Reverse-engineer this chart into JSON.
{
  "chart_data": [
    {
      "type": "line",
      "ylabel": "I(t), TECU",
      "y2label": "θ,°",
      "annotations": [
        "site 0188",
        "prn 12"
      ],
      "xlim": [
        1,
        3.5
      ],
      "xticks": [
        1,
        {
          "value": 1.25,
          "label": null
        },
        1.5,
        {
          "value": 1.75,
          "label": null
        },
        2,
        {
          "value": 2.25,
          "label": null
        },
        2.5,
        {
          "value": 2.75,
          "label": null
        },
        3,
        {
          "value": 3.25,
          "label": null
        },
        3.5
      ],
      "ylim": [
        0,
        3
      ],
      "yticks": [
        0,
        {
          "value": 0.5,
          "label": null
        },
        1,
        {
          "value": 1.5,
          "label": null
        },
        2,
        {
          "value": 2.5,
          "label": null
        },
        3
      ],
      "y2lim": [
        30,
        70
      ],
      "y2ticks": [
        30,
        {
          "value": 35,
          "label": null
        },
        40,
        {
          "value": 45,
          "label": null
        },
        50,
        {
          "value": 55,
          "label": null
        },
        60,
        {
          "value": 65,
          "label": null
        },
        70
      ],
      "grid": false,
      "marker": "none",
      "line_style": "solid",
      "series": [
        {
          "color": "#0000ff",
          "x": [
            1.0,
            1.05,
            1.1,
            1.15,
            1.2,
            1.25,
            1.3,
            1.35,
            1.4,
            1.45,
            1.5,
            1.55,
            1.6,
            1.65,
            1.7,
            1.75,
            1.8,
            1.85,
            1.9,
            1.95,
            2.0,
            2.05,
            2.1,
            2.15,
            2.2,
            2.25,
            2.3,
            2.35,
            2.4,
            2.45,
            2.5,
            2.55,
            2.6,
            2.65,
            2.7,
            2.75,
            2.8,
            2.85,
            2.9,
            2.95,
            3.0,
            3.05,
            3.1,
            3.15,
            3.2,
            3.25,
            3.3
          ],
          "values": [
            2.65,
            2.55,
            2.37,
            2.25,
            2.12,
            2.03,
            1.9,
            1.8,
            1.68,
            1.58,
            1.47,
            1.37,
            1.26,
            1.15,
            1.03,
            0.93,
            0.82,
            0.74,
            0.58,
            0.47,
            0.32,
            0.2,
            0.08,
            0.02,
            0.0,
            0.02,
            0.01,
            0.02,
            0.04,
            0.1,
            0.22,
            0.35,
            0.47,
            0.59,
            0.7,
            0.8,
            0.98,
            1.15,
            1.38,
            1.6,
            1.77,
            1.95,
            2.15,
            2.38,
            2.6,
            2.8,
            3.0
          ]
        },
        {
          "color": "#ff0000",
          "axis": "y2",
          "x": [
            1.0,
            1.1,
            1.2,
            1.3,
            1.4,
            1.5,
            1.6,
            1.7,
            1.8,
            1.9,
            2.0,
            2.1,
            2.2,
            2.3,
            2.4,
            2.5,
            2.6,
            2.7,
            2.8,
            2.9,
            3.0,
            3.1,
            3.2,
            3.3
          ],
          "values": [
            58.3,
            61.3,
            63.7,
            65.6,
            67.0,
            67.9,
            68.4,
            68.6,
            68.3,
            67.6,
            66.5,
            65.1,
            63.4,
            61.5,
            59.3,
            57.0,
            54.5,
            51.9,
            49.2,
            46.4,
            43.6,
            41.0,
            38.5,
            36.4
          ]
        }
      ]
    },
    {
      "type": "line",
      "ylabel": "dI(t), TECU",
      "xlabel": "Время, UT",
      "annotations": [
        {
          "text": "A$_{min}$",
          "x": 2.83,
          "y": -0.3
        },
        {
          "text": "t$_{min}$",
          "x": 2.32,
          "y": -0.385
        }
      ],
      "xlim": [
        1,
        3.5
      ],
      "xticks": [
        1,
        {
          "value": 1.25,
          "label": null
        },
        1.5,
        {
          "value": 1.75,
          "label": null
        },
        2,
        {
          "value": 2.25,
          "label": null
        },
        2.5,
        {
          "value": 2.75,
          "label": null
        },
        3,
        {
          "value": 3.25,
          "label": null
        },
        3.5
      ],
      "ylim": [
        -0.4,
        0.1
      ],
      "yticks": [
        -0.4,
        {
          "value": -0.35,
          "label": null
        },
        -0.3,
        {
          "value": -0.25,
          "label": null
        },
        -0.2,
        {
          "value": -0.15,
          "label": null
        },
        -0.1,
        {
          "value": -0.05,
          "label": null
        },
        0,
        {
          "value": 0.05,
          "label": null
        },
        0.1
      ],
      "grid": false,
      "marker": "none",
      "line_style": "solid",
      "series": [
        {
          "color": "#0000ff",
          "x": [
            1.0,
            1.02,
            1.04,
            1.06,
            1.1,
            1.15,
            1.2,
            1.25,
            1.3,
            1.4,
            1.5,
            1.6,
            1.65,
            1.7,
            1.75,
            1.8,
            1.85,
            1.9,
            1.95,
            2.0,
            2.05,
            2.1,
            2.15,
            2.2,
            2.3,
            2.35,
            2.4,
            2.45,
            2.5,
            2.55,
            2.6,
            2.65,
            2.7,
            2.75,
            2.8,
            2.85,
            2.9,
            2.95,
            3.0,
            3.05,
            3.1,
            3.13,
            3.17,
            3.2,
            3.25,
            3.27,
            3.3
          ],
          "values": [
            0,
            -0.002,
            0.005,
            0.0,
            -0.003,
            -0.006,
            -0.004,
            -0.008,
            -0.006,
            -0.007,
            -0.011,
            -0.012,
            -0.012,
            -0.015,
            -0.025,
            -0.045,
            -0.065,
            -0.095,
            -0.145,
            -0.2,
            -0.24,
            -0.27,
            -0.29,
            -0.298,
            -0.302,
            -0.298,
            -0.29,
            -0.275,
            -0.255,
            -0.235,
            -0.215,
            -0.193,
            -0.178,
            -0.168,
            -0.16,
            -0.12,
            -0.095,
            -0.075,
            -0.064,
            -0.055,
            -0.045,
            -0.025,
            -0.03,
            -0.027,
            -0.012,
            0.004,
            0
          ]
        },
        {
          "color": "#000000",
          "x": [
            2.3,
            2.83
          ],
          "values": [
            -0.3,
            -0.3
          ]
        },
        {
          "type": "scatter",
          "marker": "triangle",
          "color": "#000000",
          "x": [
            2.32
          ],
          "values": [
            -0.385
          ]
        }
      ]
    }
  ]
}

---

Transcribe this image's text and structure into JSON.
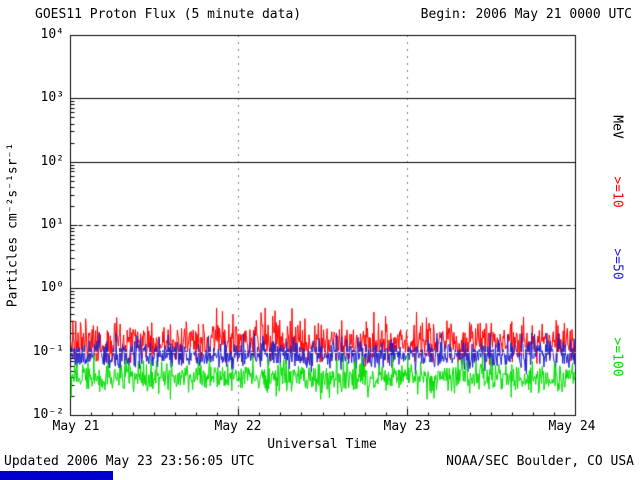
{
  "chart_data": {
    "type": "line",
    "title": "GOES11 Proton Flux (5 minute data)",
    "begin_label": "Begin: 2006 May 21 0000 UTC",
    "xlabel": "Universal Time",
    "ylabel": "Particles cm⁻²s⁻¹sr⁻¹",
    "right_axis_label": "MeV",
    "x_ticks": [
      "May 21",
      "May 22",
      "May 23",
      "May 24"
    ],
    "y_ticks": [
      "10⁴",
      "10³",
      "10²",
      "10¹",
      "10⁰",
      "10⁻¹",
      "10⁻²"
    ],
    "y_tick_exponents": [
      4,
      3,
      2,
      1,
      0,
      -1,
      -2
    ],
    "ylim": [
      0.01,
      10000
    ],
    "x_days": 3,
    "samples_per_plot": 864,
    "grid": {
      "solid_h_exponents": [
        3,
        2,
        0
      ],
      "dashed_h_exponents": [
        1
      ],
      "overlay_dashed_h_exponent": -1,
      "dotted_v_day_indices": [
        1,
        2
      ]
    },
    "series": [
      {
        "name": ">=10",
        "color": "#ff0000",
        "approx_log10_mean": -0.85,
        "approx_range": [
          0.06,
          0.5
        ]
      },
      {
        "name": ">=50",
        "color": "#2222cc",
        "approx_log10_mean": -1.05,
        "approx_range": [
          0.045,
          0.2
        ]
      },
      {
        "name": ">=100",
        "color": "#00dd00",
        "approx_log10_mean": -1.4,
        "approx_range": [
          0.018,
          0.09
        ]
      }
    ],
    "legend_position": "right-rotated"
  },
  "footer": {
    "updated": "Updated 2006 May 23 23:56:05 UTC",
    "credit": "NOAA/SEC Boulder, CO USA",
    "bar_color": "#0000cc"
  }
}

Exercise objective → In the records above, tally the lines where the word "text" appears, and give the number and nothing else.

Answer to this problem → 3